■ GIVEN EXERCISE:
Take down each entry exactly as written.

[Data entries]

/---

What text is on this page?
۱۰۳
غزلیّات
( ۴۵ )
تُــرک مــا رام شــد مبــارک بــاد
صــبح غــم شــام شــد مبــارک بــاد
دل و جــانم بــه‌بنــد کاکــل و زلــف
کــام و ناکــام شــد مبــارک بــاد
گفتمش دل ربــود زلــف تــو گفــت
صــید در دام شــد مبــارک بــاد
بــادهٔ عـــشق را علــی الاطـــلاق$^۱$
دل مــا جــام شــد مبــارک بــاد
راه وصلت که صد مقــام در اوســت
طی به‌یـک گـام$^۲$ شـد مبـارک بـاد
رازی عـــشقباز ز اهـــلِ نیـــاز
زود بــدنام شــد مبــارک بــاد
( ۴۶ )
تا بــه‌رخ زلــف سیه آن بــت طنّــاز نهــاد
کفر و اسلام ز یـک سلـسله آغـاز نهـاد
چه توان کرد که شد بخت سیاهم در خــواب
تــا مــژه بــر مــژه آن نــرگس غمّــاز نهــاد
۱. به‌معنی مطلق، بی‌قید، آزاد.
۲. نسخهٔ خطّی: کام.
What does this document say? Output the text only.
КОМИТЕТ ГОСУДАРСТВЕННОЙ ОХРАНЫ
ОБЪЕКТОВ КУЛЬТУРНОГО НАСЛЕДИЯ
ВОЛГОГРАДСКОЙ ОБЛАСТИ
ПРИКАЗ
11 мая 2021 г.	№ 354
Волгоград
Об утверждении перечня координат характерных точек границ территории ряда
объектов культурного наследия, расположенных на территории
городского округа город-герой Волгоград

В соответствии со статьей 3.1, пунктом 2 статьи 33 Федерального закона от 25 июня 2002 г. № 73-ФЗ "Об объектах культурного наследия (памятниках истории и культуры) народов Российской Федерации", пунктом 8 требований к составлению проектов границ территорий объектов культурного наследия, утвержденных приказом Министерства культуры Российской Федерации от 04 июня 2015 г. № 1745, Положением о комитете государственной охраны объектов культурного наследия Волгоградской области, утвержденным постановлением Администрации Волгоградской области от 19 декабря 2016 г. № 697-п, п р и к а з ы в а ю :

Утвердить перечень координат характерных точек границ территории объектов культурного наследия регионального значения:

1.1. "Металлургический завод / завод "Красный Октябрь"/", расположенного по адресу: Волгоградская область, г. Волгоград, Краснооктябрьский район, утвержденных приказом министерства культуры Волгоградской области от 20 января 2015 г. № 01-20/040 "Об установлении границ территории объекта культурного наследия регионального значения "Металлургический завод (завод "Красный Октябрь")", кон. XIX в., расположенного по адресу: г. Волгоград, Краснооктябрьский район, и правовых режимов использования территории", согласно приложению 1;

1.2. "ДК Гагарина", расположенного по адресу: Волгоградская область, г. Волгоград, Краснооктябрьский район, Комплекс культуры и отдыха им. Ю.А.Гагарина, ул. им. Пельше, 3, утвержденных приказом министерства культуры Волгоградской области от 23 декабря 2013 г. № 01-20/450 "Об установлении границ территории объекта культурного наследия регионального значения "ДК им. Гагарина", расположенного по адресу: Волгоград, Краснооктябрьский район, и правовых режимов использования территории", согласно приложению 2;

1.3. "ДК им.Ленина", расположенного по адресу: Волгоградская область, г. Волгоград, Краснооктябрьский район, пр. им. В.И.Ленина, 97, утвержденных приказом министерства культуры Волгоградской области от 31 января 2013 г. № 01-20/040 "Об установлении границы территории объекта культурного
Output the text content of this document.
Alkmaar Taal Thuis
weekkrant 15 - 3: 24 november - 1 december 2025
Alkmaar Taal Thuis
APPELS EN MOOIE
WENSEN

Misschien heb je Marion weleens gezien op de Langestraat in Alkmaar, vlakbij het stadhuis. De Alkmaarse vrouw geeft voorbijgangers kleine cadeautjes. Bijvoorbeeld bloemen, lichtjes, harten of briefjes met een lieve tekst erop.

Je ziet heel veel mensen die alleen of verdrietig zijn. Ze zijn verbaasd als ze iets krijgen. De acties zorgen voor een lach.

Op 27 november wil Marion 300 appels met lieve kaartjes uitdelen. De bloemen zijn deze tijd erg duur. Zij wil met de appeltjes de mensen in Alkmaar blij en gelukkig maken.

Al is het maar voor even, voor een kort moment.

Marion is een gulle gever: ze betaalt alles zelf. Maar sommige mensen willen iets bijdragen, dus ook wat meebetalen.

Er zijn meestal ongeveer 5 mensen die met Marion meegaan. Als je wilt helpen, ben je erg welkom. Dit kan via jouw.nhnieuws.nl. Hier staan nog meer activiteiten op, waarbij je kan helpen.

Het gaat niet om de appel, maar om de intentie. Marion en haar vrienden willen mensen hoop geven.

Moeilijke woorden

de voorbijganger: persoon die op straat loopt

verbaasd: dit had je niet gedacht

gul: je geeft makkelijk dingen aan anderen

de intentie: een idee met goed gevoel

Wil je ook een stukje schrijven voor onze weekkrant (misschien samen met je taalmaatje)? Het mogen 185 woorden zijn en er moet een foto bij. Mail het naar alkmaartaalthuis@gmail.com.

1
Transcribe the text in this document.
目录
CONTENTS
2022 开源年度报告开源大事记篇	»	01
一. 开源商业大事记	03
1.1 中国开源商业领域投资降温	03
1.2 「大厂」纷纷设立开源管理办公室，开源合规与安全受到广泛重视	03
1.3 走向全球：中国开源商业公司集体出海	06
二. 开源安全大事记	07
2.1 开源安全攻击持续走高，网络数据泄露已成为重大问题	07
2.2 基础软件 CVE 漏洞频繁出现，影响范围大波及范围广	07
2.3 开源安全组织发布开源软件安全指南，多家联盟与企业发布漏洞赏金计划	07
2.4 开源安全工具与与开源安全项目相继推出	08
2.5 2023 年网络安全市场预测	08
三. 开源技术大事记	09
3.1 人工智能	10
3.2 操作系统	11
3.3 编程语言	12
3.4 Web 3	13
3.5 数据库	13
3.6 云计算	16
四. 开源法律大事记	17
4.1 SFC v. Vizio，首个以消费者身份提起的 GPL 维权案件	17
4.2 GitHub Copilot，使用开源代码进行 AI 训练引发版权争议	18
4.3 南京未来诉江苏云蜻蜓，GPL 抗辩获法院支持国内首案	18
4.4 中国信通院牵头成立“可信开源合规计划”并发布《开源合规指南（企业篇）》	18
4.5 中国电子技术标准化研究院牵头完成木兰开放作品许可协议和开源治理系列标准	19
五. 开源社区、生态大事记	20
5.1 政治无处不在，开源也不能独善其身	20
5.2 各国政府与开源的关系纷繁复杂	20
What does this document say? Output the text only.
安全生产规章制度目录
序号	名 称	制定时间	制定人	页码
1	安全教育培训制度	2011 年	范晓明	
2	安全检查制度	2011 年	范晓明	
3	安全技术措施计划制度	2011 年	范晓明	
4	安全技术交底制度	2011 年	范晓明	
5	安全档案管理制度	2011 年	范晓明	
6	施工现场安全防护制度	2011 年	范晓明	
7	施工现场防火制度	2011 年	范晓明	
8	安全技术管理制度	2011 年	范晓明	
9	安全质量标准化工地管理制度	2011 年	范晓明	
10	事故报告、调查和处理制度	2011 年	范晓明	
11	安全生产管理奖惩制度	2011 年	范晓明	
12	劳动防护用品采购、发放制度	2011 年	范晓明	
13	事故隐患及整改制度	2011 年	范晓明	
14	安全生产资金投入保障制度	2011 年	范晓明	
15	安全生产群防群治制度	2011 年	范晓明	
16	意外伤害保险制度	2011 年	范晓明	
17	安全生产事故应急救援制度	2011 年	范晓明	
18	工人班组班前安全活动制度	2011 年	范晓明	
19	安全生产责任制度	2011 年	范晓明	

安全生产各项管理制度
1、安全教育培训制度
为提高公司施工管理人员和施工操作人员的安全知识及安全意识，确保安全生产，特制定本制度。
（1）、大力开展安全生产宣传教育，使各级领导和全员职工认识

\---

■ THE OUTPUT:
What text is on this page?
۱۰۳
غزلیّات
( ۴۵ )
تُــرک مــا رام شــد مبــارک بــاد
صــبح غــم شــام شــد مبــارک بــاد
دل و جــانم بــه‌بنــد کاکــل و زلــف
کــام و ناکــام شــد مبــارک بــاد
گفتمش دل ربــود زلــف تــو گفــت
صــید در دام شــد مبــارک بــاد
بــادهٔ عـــشق را علــی الاطـــلاق$^۱$
دل مــا جــام شــد مبــارک بــاد
راه وصلت که صد مقــام در اوســت
طی به‌یـک گـام$^۲$ شـد مبـارک بـاد
رازی عـــشقباز ز اهـــلِ نیـــاز
زود بــدنام شــد مبــارک بــاد
( ۴۶ )
تا بــه‌رخ زلــف سیه آن بــت طنّــاز نهــاد
کفر و اسلام ز یـک سلـسله آغـاز نهـاد
چه توان کرد که شد بخت سیاهم در خــواب
تــا مــژه بــر مــژه آن نــرگس غمّــاز نهــاد
۱. به‌معنی مطلق، بی‌قید، آزاد.
۲. نسخهٔ خطّی: کام.
What does this document say? Output the text only.
КОМИТЕТ ГОСУДАРСТВЕННОЙ ОХРАНЫ
ОБЪЕКТОВ КУЛЬТУРНОГО НАСЛЕДИЯ
ВОЛГОГРАДСКОЙ ОБЛАСТИ
ПРИКАЗ
11 мая 2021 г.	№ 354
Волгоград
Об утверждении перечня координат характерных точек границ территории ряда
объектов культурного наследия, расположенных на территории
городского округа город-герой Волгоград

В соответствии со статьей 3.1, пунктом 2 статьи 33 Федерального закона от 25 июня 2002 г. № 73-ФЗ "Об объектах культурного наследия (памятниках истории и культуры) народов Российской Федерации", пунктом 8 требований к составлению проектов границ территорий объектов культурного наследия, утвержденных приказом Министерства культуры Российской Федерации от 04 июня 2015 г. № 1745, Положением о комитете государственной охраны объектов культурного наследия Волгоградской области, утвержденным постановлением Администрации Волгоградской области от 19 декабря 2016 г. № 697-п, п р и к а з ы в а ю :

Утвердить перечень координат характерных точек границ территории объектов культурного наследия регионального значения:

1.1. "Металлургический завод / завод "Красный Октябрь"/", расположенного по адресу: Волгоградская область, г. Волгоград, Краснооктябрьский район, утвержденных приказом министерства культуры Волгоградской области от 20 января 2015 г. № 01-20/040 "Об установлении границ территории объекта культурного наследия регионального значения "Металлургический завод (завод "Красный Октябрь")", кон. XIX в., расположенного по адресу: г. Волгоград, Краснооктябрьский район, и правовых режимов использования территории", согласно приложению 1;

1.2. "ДК Гагарина", расположенного по адресу: Волгоградская область, г. Волгоград, Краснооктябрьский район, Комплекс культуры и отдыха им. Ю.А.Гагарина, ул. им. Пельше, 3, утвержденных приказом министерства культуры Волгоградской области от 23 декабря 2013 г. № 01-20/450 "Об установлении границ территории объекта культурного наследия регионального значения "ДК им. Гагарина", расположенного по адресу: Волгоград, Краснооктябрьский район, и правовых режимов использования территории", согласно приложению 2;

1.3. "ДК им.Ленина", расположенного по адресу: Волгоградская область, г. Волгоград, Краснооктябрьский район, пр. им. В.И.Ленина, 97, утвержденных приказом министерства культуры Волгоградской области от 31 января 2013 г. № 01-20/040 "Об установлении границы территории объекта культурного
Output the text content of this document.
Alkmaar Taal Thuis
weekkrant 15 - 3: 24 november - 1 december 2025
Alkmaar Taal Thuis
APPELS EN MOOIE
WENSEN

Misschien heb je Marion weleens gezien op de Langestraat in Alkmaar, vlakbij het stadhuis. De Alkmaarse vrouw geeft voorbijgangers kleine cadeautjes. Bijvoorbeeld bloemen, lichtjes, harten of briefjes met een lieve tekst erop.

Je ziet heel veel mensen die alleen of verdrietig zijn. Ze zijn verbaasd als ze iets krijgen. De acties zorgen voor een lach.

Op 27 november wil Marion 300 appels met lieve kaartjes uitdelen. De bloemen zijn deze tijd erg duur. Zij wil met de appeltjes de mensen in Alkmaar blij en gelukkig maken.

Al is het maar voor even, voor een kort moment.

Marion is een gulle gever: ze betaalt alles zelf. Maar sommige mensen willen iets bijdragen, dus ook wat meebetalen.

Er zijn meestal ongeveer 5 mensen die met Marion meegaan. Als je wilt helpen, ben je erg welkom. Dit kan via jouw.nhnieuws.nl. Hier staan nog meer activiteiten op, waarbij je kan helpen.

Het gaat niet om de appel, maar om de intentie. Marion en haar vrienden willen mensen hoop geven.

Moeilijke woorden

de voorbijganger: persoon die op straat loopt

verbaasd: dit had je niet gedacht

gul: je geeft makkelijk dingen aan anderen

de intentie: een idee met goed gevoel

Wil je ook een stukje schrijven voor onze weekkrant (misschien samen met je taalmaatje)? Het mogen 185 woorden zijn en er moet een foto bij. Mail het naar alkmaartaalthuis@gmail.com.

1
Transcribe the text in this document.
目录
CONTENTS
2022 开源年度报告开源大事记篇	»	01
一. 开源商业大事记	03
1.1 中国开源商业领域投资降温	03
1.2 「大厂」纷纷设立开源管理办公室，开源合规与安全受到广泛重视	03
1.3 走向全球：中国开源商业公司集体出海	06
二. 开源安全大事记	07
2.1 开源安全攻击持续走高，网络数据泄露已成为重大问题	07
2.2 基础软件 CVE 漏洞频繁出现，影响范围大波及范围广	07
2.3 开源安全组织发布开源软件安全指南，多家联盟与企业发布漏洞赏金计划	07
2.4 开源安全工具与与开源安全项目相继推出	08
2.5 2023 年网络安全市场预测	08
三. 开源技术大事记	09
3.1 人工智能	10
3.2 操作系统	11
3.3 编程语言	12
3.4 Web 3	13
3.5 数据库	13
3.6 云计算	16
四. 开源法律大事记	17
4.1 SFC v. Vizio，首个以消费者身份提起的 GPL 维权案件	17
4.2 GitHub Copilot，使用开源代码进行 AI 训练引发版权争议	18
4.3 南京未来诉江苏云蜻蜓，GPL 抗辩获法院支持国内首案	18
4.4 中国信通院牵头成立“可信开源合规计划”并发布《开源合规指南（企业篇）》	18
4.5 中国电子技术标准化研究院牵头完成木兰开放作品许可协议和开源治理系列标准	19
五. 开源社区、生态大事记	20
5.1 政治无处不在，开源也不能独善其身	20
5.2 各国政府与开源的关系纷繁复杂	20
What does this document say? Output the text only.
安全生产规章制度目录
序号	名 称	制定时间	制定人	页码
1	安全教育培训制度	2011 年	范晓明	
2	安全检查制度	2011 年	范晓明	
3	安全技术措施计划制度	2011 年	范晓明	
4	安全技术交底制度	2011 年	范晓明	
5	安全档案管理制度	2011 年	范晓明	
6	施工现场安全防护制度	2011 年	范晓明	
7	施工现场防火制度	2011 年	范晓明	
8	安全技术管理制度	2011 年	范晓明	
9	安全质量标准化工地管理制度	2011 年	范晓明	
10	事故报告、调查和处理制度	2011 年	范晓明	
11	安全生产管理奖惩制度	2011 年	范晓明	
12	劳动防护用品采购、发放制度	2011 年	范晓明	
13	事故隐患及整改制度	2011 年	范晓明	
14	安全生产资金投入保障制度	2011 年	范晓明	
15	安全生产群防群治制度	2011 年	范晓明	
16	意外伤害保险制度	2011 年	范晓明	
17	安全生产事故应急救援制度	2011 年	范晓明	
18	工人班组班前安全活动制度	2011 年	范晓明	
19	安全生产责任制度	2011 年	范晓明	

安全生产各项管理制度
1、安全教育培训制度
为提高公司施工管理人员和施工操作人员的安全知识及安全意识，确保安全生产，特制定本制度。
（1）、大力开展安全生产宣传教育，使各级领导和全员职工认识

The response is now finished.